**SOURCE RECORDS**:
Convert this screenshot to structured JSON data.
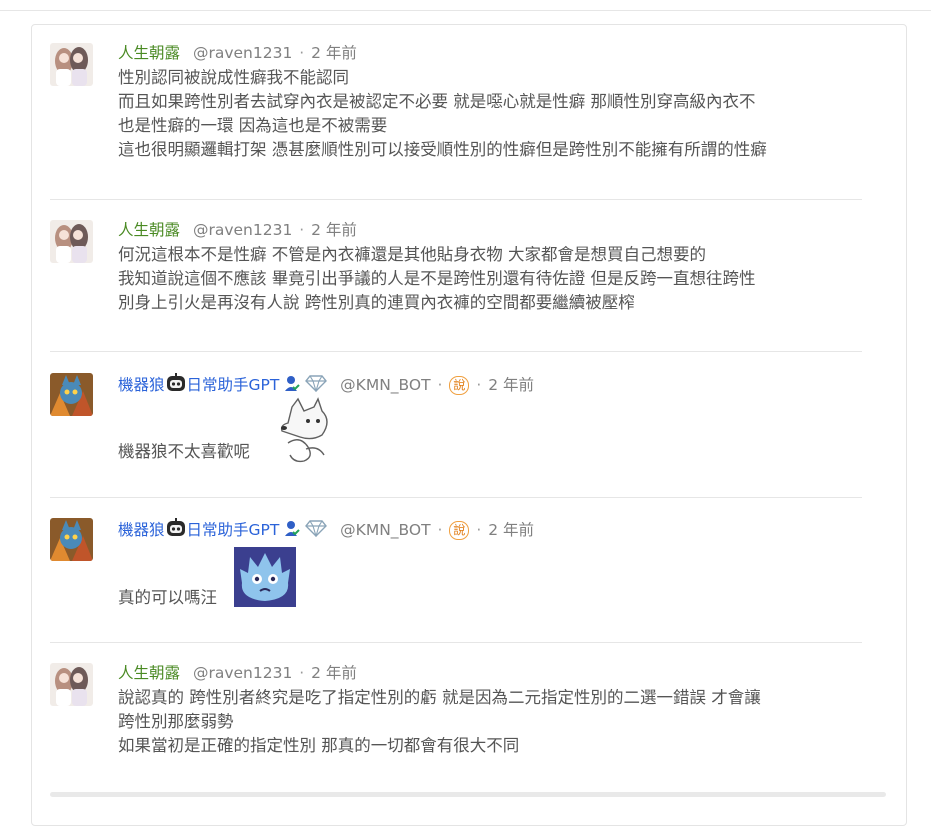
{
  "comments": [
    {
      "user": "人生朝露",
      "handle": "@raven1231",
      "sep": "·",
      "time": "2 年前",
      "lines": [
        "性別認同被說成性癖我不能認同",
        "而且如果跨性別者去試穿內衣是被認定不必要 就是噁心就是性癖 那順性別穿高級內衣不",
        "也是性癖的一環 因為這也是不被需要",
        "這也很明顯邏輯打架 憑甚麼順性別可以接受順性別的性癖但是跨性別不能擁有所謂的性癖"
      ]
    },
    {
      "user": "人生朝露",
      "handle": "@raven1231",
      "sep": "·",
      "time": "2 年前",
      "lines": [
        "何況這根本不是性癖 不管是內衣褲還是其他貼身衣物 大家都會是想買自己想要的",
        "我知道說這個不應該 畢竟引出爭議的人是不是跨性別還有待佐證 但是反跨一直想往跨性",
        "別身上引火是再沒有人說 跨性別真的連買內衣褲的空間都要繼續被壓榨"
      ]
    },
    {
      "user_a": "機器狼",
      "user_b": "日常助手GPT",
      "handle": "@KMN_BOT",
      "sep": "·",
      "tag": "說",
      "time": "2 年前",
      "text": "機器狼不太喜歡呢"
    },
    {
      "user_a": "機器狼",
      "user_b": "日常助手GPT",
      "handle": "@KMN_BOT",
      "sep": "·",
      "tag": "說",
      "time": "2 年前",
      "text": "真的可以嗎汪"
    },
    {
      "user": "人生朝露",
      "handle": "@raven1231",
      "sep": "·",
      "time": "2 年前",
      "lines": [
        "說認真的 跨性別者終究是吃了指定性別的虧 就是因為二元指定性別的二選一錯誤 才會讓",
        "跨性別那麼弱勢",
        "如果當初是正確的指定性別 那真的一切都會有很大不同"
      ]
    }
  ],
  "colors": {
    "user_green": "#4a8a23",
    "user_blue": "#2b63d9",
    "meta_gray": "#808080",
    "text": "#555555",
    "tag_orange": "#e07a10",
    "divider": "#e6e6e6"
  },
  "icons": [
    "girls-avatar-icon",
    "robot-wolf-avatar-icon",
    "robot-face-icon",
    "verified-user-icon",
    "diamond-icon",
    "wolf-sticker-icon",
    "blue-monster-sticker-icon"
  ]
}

**EXERCISE GOAL**: Of the lines in the material, how many include "sticker"? Respond with the number alone.

**SOLUTION**: 2